(Problem to work on) In the entries that follow, find the word "csupasztorkú" and report each line it is on.

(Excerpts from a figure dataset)
###

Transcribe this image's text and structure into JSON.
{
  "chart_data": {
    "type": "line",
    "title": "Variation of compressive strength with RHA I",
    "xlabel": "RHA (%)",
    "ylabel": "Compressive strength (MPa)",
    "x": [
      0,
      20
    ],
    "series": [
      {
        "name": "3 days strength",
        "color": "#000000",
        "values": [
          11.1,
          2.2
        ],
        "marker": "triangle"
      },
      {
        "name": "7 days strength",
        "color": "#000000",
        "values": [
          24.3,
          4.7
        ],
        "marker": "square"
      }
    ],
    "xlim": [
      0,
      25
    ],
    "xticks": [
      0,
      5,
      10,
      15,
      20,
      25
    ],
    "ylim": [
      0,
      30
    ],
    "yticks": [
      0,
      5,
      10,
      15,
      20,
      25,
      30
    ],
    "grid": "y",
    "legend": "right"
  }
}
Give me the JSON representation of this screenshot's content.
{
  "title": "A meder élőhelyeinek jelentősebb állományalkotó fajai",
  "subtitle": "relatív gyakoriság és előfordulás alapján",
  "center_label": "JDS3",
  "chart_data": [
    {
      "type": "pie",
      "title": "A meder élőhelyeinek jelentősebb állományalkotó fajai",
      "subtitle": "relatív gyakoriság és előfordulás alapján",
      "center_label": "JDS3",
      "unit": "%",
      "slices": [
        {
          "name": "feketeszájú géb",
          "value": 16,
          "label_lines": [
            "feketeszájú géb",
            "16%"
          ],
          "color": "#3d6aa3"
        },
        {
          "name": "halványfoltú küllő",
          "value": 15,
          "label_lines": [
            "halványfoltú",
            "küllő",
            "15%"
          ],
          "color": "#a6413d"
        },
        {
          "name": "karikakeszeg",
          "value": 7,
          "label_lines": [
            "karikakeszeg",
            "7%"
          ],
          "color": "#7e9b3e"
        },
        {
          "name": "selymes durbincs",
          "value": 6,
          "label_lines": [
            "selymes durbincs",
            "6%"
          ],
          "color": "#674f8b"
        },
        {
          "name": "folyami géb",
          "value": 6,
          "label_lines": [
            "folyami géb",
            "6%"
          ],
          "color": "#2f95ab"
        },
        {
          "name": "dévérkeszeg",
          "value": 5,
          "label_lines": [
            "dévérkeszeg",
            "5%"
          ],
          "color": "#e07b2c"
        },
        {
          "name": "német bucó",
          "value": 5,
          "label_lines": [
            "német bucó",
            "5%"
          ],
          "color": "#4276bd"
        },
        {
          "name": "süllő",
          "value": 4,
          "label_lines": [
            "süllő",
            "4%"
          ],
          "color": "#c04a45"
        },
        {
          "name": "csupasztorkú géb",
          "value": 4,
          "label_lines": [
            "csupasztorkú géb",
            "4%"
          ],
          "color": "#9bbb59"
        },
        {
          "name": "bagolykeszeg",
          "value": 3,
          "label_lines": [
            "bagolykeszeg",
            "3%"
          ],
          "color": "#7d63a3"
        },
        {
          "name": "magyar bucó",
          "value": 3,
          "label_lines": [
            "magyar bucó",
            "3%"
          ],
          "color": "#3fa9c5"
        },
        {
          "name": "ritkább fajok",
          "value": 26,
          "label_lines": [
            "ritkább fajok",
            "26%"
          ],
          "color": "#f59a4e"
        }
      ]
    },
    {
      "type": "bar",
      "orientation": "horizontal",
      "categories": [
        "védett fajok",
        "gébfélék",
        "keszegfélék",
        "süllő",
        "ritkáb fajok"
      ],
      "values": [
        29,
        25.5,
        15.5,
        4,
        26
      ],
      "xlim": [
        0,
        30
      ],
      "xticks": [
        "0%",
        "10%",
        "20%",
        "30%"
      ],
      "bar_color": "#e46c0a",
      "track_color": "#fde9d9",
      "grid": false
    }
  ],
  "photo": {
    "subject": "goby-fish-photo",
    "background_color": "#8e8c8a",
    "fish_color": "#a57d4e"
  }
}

###

(Written response)
          "name": "csupasztorkú géb",
            "csupasztorkú géb",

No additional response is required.